Goal – Locate each line of the material that contains "Output", then return it.

Available data –
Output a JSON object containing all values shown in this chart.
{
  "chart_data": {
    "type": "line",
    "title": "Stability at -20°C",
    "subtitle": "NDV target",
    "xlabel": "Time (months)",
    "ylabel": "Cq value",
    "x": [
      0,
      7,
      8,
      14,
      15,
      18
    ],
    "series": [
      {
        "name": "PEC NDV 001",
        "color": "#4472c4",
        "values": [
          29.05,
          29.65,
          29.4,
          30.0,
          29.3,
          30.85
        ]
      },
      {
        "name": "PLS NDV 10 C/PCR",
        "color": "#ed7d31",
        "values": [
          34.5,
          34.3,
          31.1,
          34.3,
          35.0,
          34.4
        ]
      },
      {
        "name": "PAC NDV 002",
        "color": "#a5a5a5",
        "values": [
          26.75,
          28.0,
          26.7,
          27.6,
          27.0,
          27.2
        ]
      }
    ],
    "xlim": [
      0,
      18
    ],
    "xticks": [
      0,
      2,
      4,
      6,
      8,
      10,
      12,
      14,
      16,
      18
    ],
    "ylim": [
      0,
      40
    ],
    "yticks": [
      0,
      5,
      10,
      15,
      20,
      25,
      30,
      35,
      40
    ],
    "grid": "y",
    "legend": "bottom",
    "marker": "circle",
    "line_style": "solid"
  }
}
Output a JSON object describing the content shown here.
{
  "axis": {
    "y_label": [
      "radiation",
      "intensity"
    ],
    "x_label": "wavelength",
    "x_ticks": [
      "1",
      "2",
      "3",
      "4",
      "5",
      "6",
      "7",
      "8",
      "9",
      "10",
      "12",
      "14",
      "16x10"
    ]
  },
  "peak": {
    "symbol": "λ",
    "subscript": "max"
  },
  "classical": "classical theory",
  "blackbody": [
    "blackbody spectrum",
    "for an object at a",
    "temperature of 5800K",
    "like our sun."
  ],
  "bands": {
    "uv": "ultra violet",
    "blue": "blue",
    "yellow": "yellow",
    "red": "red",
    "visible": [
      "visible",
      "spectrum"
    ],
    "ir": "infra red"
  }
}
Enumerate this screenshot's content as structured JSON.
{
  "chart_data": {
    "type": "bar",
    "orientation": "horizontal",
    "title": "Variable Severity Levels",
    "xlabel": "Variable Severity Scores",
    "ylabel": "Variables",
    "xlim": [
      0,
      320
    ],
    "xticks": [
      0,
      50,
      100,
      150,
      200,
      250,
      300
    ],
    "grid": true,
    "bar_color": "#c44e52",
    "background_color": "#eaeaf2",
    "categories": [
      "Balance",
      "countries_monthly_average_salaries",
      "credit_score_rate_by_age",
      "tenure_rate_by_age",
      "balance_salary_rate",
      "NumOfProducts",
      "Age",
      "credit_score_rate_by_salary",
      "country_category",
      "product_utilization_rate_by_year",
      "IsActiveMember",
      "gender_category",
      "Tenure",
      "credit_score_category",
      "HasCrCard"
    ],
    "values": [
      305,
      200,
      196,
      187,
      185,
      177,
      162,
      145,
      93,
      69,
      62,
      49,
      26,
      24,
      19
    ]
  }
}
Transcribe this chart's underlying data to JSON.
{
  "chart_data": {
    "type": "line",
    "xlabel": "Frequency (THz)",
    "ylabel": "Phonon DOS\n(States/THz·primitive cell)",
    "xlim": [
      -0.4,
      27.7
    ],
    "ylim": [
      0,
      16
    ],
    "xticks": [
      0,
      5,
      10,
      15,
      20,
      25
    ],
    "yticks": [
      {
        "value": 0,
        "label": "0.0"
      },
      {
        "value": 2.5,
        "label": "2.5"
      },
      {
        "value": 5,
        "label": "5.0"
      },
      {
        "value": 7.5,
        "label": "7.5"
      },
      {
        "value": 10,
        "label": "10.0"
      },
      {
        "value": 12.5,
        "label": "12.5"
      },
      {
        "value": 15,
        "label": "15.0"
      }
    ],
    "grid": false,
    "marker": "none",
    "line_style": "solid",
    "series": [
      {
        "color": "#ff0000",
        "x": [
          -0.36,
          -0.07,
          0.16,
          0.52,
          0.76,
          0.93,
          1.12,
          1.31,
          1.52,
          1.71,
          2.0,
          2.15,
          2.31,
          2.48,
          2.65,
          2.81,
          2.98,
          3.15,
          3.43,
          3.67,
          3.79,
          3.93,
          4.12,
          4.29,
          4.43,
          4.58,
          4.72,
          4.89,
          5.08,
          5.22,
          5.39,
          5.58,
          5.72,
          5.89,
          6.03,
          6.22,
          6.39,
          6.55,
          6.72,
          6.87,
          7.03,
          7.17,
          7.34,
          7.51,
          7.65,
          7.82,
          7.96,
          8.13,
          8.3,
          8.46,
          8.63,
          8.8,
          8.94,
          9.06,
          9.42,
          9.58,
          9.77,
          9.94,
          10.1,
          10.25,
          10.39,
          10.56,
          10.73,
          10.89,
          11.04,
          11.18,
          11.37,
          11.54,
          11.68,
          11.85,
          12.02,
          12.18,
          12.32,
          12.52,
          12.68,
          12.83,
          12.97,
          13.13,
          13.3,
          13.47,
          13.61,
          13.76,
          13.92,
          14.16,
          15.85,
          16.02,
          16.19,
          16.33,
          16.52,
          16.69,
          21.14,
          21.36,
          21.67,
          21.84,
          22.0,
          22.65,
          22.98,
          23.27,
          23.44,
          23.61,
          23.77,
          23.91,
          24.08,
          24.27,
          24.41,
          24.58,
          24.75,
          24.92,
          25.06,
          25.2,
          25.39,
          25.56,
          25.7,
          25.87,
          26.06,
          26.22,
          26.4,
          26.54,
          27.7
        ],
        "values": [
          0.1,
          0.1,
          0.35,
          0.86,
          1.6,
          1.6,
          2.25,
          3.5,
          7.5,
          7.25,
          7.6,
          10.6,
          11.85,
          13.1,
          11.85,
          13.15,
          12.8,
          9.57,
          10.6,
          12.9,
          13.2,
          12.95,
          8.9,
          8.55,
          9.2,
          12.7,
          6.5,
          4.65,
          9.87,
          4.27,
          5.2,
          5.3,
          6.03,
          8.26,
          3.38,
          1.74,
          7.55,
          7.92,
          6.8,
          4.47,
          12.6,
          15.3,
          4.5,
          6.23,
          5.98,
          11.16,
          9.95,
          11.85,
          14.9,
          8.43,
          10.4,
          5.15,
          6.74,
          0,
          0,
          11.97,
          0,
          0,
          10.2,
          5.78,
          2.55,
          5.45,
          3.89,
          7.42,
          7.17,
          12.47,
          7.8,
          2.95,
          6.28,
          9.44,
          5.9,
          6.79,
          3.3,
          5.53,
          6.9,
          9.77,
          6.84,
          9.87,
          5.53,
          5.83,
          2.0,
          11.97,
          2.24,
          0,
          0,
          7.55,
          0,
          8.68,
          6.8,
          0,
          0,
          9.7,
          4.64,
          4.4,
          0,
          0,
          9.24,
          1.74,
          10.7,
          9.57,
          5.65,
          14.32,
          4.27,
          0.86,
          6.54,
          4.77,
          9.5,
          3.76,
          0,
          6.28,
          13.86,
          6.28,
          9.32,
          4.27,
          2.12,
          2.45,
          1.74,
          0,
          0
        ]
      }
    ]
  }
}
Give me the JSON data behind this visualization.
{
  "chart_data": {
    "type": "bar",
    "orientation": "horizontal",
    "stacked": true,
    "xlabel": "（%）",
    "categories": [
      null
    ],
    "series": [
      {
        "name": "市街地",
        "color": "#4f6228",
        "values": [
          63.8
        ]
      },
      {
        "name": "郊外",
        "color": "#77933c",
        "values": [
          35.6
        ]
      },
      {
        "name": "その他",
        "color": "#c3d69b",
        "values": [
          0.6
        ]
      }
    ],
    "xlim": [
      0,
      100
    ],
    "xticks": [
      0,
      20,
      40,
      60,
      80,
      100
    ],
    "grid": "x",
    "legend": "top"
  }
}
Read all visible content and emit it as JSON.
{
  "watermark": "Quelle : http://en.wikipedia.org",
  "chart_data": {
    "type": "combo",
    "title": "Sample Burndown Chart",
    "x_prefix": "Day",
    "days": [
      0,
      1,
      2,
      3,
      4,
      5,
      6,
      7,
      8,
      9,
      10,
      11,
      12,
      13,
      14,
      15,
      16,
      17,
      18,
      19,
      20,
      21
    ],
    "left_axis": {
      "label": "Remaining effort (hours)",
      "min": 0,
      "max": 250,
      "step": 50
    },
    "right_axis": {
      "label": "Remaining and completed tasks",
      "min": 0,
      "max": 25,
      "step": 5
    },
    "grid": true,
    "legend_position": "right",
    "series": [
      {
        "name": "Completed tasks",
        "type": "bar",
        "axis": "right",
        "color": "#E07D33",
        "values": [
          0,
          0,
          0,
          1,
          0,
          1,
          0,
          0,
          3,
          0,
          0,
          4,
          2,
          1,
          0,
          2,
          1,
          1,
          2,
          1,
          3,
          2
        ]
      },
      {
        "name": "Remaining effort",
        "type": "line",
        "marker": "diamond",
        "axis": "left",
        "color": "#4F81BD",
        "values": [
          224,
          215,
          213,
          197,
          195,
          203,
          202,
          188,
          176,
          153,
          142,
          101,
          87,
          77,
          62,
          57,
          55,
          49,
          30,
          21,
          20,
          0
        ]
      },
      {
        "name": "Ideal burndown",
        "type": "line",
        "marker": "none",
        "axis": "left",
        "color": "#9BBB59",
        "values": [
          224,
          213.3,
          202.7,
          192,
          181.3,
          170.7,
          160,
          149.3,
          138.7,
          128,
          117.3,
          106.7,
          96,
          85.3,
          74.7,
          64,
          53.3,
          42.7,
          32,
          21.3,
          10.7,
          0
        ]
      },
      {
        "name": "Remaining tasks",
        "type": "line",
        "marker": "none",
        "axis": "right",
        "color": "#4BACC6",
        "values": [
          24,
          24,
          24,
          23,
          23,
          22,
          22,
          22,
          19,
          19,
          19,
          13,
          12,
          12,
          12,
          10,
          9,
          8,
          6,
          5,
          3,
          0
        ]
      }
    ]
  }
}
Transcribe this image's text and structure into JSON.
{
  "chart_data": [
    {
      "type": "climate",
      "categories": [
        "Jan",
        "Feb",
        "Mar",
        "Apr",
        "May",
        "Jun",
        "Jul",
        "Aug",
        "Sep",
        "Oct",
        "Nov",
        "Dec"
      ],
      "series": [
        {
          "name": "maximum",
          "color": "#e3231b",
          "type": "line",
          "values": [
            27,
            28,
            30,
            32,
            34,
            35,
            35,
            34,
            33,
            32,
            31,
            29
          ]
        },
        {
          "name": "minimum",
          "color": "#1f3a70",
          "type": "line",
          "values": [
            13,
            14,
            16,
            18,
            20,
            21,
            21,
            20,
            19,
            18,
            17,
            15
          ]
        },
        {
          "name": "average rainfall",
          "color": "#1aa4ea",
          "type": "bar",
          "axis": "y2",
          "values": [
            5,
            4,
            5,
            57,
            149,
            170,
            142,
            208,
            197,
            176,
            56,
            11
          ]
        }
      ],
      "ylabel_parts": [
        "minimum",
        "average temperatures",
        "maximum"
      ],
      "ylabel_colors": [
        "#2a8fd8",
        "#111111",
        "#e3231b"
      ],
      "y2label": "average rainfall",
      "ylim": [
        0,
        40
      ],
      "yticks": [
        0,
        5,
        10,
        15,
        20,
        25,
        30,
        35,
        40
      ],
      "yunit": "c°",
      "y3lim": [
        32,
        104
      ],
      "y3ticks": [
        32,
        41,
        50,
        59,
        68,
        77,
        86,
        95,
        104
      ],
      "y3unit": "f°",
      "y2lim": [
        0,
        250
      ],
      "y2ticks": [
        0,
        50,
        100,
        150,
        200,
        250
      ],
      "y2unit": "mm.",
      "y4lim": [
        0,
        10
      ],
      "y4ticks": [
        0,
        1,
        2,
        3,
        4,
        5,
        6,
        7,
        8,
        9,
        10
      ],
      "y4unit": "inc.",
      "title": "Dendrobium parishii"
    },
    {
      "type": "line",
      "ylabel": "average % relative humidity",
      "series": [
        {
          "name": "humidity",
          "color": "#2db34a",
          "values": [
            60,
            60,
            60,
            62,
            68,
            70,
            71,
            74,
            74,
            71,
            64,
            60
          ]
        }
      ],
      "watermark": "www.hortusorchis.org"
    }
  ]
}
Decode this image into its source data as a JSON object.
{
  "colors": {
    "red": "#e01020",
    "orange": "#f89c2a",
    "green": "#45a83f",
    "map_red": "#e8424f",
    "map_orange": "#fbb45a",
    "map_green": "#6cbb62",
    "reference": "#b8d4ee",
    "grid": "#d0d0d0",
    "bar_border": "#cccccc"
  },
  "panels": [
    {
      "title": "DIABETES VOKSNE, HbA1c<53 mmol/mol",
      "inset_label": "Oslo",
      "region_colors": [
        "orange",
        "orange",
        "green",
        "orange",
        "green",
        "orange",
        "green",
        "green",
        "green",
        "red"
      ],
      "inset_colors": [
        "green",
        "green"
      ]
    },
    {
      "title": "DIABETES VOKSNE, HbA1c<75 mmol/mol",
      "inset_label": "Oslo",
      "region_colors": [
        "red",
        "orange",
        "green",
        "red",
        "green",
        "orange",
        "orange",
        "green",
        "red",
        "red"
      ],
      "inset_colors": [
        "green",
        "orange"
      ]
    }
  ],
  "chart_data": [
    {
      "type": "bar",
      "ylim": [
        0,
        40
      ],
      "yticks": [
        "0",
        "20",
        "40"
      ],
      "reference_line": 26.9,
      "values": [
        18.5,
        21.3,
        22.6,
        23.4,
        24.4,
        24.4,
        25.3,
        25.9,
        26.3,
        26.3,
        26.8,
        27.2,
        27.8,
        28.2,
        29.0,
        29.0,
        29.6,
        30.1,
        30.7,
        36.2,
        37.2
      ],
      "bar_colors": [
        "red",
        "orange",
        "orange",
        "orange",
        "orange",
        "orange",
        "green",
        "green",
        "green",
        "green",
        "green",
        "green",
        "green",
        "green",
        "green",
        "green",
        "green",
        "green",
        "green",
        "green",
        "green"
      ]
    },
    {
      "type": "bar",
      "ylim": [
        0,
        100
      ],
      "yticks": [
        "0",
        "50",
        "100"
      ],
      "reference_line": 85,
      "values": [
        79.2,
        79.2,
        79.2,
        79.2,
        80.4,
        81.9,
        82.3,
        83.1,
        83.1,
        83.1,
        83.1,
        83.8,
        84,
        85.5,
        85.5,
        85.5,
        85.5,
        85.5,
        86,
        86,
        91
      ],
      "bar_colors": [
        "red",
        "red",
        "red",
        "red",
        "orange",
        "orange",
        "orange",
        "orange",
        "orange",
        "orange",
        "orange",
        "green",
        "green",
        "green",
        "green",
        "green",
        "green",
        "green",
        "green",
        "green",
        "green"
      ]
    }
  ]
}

Answer below –
Output a JSON object containing all values shown in this chart.
Output a JSON object describing the content shown here.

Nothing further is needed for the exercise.